* Begin MATERIAL SUPPLIED *

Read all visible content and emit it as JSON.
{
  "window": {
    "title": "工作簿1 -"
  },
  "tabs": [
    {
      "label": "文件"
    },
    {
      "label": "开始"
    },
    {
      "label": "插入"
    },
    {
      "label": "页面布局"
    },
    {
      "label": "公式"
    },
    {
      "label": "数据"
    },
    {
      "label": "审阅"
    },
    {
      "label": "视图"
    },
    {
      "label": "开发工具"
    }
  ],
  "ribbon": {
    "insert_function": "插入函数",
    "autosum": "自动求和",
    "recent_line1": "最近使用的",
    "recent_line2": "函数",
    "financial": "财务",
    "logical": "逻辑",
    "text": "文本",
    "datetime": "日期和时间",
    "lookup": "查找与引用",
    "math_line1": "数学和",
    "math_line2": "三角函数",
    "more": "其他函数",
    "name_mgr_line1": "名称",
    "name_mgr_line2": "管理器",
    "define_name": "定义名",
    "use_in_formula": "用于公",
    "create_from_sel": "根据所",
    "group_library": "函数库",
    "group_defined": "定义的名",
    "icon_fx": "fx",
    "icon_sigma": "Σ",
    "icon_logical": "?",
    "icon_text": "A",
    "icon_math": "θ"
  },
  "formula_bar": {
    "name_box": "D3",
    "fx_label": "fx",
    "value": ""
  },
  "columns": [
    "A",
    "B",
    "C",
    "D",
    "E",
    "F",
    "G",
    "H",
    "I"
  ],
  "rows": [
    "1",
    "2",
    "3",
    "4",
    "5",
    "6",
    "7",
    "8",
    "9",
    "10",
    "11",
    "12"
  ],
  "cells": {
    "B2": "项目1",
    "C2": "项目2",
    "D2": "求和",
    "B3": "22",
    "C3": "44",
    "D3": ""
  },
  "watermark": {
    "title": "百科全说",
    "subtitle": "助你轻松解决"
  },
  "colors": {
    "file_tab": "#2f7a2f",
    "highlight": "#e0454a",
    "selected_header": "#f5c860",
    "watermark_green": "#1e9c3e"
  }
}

* End MATERIAL SUPPLIED *
* Begin MATERIAL SUPPLIED *

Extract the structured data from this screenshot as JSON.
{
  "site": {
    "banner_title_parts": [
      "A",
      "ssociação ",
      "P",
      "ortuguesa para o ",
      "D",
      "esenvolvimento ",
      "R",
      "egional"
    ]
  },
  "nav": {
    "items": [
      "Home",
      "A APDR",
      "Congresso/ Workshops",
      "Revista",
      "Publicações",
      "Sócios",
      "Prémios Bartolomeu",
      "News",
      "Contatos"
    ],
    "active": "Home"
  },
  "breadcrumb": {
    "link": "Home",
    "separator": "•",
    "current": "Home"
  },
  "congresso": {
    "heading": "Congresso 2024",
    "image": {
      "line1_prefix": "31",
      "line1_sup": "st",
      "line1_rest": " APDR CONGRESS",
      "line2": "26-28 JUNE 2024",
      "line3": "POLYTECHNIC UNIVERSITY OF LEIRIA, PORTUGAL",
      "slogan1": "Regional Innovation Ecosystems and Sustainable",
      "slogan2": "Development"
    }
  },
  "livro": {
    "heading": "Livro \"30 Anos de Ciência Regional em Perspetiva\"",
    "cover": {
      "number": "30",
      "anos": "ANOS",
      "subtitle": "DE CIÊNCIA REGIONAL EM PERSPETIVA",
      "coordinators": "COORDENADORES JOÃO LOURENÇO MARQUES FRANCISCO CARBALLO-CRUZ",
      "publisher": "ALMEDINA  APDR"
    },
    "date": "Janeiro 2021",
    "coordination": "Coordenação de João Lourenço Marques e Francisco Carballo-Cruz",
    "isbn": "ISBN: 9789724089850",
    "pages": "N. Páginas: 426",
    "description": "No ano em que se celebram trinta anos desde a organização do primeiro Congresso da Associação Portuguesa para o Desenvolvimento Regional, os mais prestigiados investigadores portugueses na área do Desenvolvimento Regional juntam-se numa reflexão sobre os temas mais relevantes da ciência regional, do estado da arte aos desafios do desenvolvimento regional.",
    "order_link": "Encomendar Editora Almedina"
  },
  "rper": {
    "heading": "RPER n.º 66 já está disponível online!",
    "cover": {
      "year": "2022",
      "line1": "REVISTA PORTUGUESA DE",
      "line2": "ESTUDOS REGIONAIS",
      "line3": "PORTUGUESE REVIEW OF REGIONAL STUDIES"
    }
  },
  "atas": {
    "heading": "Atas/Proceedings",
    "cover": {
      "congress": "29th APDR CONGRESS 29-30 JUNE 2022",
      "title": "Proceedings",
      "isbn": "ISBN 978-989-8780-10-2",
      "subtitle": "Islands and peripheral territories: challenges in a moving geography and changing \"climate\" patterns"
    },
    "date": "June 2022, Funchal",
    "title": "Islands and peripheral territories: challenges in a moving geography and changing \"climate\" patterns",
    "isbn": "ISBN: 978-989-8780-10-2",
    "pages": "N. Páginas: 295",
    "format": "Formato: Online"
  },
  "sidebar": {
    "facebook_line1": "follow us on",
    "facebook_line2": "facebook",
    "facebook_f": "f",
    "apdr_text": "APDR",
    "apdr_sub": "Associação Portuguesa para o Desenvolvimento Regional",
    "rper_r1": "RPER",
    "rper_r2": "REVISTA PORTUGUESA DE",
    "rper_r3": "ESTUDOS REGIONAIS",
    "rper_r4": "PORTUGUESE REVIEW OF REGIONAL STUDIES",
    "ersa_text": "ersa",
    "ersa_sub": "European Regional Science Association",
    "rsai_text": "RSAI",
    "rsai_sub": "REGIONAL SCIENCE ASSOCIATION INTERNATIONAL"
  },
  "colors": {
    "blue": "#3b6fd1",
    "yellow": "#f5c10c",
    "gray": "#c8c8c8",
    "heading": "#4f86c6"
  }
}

* End MATERIAL SUPPLIED *

Return every line containing "isbn".

    "isbn": "ISBN: 9789724089850",
      "isbn": "ISBN 978-989-8780-10-2",
    "isbn": "ISBN: 978-989-8780-10-2",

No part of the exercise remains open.